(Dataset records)
......

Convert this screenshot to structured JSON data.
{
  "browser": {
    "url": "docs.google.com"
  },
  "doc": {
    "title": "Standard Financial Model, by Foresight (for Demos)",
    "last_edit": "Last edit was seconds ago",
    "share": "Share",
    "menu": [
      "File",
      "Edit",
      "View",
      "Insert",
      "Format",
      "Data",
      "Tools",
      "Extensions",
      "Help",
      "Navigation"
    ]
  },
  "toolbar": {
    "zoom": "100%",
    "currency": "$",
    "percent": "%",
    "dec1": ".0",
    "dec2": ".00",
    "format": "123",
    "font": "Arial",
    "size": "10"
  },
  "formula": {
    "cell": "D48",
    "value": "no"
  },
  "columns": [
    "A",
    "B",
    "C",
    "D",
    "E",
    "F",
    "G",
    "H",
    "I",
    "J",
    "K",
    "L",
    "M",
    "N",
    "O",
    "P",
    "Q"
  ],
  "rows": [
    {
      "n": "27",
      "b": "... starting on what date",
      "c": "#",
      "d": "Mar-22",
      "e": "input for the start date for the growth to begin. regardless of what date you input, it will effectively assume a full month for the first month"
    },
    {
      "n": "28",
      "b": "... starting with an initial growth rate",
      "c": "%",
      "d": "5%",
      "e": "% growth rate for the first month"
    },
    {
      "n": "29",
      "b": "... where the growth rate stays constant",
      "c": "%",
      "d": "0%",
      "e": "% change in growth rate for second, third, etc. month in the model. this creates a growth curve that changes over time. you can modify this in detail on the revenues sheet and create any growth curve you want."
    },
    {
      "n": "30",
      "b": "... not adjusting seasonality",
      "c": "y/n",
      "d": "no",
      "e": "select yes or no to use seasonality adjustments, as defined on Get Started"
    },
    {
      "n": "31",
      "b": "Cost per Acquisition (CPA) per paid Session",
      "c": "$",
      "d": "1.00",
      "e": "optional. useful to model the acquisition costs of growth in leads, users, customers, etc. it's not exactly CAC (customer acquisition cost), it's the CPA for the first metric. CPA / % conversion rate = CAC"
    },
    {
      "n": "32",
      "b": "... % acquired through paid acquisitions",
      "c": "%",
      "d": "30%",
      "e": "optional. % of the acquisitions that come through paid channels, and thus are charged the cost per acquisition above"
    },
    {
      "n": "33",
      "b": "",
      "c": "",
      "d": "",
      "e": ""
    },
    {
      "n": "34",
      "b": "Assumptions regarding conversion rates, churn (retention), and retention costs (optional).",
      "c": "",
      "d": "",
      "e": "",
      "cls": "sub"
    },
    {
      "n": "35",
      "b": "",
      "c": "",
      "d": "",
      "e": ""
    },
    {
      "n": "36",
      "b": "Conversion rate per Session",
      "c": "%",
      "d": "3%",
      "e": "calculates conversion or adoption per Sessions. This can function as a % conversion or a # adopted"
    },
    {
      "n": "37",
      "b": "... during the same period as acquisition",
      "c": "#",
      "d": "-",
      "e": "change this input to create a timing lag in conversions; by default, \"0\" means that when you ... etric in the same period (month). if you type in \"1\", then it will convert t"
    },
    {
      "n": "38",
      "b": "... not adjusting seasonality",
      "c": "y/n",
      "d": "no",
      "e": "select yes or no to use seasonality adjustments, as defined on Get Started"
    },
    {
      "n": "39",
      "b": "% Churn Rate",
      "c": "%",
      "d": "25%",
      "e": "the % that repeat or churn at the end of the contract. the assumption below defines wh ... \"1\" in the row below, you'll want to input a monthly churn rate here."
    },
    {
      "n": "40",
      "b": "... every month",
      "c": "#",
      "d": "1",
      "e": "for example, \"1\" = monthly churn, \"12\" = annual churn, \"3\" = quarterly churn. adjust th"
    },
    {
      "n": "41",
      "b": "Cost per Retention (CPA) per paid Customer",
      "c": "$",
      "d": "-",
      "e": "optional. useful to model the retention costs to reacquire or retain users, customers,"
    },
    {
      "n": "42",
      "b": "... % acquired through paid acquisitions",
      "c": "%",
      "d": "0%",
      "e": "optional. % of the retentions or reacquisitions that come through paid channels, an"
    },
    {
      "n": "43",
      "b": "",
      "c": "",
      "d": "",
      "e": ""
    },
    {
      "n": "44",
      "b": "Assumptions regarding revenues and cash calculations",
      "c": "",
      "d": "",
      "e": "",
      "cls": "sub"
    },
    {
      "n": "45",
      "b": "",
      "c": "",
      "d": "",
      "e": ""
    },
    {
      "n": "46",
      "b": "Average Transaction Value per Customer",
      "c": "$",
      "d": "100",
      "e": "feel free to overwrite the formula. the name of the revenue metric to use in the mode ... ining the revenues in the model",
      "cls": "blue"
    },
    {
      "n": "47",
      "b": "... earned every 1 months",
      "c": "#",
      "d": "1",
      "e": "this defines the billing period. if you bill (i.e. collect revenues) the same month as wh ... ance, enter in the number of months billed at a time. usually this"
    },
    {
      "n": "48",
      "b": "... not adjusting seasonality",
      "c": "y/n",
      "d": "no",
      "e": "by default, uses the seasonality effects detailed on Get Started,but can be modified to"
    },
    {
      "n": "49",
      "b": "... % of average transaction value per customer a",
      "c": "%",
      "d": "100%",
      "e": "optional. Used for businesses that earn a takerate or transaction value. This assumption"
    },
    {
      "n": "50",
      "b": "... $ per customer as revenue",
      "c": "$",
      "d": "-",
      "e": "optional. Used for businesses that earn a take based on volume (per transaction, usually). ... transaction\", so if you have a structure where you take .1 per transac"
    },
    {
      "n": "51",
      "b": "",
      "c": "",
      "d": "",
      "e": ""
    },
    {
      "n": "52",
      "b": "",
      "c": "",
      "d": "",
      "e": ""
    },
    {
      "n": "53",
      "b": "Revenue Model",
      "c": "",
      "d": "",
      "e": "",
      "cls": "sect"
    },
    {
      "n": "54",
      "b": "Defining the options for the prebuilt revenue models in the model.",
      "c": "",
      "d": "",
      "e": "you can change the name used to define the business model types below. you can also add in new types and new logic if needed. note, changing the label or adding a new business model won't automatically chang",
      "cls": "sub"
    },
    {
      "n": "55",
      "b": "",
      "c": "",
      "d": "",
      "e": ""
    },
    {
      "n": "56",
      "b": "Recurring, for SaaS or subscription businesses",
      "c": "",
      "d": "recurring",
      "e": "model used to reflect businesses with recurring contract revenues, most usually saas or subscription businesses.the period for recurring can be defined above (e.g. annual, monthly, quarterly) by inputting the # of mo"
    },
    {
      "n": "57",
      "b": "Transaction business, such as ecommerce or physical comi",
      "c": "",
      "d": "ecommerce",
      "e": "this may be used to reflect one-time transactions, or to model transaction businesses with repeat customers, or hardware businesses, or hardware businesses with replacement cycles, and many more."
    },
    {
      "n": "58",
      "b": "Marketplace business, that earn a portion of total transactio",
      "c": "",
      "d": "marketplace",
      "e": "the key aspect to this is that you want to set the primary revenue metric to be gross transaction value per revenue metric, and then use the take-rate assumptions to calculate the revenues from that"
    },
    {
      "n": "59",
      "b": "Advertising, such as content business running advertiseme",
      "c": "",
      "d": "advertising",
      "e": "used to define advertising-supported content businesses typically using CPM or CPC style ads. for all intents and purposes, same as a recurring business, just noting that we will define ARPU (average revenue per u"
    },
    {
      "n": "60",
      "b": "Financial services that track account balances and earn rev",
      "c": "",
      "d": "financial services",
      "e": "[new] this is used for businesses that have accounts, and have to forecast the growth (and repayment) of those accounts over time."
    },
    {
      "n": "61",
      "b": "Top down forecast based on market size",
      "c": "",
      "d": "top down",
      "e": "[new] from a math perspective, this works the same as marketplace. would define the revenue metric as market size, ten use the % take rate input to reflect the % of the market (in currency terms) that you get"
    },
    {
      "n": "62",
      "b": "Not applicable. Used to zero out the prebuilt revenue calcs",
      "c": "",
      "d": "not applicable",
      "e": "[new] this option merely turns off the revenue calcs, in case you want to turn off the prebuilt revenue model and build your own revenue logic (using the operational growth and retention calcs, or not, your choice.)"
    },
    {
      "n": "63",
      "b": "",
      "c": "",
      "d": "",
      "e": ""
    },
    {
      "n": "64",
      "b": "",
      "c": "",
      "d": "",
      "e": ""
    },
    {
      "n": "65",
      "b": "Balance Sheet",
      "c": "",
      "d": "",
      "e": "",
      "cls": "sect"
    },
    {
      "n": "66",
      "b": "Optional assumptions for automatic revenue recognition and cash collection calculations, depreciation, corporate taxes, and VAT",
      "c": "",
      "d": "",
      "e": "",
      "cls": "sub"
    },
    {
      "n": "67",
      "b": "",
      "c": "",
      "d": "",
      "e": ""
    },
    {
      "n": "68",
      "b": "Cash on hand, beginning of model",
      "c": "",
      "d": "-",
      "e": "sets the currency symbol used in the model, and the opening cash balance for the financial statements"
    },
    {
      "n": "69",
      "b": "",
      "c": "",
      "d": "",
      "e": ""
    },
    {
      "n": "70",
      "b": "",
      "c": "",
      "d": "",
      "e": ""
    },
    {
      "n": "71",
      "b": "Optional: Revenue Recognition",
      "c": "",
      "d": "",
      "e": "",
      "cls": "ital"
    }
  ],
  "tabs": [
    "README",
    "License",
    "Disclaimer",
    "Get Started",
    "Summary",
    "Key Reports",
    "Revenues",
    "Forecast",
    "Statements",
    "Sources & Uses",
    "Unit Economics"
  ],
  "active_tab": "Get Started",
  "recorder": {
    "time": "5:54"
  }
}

......

▸ **What is needed**
Where a line above contains the string "create", copy that line.

▸ **Task solution**
      "e": "% change in growth rate for second, third, etc. month in the model. this creates a growth curve that changes over time. you can modify this in detail on the revenues sheet and create any growth curve you want."
      "e": "change this input to create a timing lag in conversions; by default, \"0\" means that when you ... etric in the same period (month). if you type in \"1\", then it will convert t"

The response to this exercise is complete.